— EXERCISE DESCRIPTION —
How many lines of the data include the string "руку"? State the number and nothing else.

— TASK INPUT —
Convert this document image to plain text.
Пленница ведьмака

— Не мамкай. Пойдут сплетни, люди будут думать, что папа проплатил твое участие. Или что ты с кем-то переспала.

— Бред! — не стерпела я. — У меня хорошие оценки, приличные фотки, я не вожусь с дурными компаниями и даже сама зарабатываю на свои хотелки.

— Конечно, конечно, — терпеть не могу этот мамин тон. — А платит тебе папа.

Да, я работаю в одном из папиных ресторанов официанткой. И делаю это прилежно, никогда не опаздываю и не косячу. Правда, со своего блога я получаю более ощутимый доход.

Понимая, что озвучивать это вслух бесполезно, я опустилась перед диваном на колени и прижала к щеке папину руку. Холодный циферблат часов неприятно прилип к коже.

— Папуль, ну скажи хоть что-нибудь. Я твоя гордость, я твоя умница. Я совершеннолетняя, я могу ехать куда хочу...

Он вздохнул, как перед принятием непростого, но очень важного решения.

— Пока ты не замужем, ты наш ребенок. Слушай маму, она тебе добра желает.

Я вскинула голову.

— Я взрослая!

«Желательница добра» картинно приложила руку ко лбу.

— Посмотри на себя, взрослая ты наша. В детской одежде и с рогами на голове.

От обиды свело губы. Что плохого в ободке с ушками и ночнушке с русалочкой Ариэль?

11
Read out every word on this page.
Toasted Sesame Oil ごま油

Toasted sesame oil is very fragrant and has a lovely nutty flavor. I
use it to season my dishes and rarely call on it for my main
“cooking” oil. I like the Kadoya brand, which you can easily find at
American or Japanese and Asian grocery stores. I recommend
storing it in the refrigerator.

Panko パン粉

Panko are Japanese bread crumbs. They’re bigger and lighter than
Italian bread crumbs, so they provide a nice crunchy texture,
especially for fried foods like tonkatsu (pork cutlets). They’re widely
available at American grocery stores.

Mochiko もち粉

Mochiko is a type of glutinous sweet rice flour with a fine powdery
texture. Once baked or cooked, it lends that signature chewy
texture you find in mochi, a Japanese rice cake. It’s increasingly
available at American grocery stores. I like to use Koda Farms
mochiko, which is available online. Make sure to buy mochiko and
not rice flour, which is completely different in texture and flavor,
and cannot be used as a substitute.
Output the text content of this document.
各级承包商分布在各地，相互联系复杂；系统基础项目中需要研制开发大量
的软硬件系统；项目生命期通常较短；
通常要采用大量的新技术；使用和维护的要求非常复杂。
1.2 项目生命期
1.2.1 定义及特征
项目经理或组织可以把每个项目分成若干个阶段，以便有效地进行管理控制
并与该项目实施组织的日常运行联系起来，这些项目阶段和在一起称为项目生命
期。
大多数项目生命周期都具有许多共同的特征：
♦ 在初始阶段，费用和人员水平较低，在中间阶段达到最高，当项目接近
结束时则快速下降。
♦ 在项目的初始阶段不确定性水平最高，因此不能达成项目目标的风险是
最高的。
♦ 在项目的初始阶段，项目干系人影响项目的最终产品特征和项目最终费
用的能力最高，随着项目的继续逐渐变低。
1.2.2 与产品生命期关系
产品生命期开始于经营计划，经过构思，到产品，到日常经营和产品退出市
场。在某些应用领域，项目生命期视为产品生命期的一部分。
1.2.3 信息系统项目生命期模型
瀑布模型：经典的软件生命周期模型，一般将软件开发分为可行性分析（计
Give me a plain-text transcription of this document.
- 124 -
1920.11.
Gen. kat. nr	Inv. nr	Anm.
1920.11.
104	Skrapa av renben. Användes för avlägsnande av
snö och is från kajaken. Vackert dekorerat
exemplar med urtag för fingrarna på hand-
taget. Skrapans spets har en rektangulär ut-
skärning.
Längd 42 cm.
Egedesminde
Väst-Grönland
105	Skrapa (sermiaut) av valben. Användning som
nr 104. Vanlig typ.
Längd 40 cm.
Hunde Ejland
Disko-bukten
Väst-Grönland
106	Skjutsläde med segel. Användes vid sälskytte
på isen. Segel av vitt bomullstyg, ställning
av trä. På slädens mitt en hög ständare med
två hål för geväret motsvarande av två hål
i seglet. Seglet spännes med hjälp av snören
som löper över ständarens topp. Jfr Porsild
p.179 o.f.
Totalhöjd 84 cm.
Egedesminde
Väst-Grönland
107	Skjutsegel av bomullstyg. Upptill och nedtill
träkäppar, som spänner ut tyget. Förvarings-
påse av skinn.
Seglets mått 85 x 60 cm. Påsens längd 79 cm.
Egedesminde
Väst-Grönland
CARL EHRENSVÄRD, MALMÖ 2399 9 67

— SOLUTION FOR THIS TASK —
2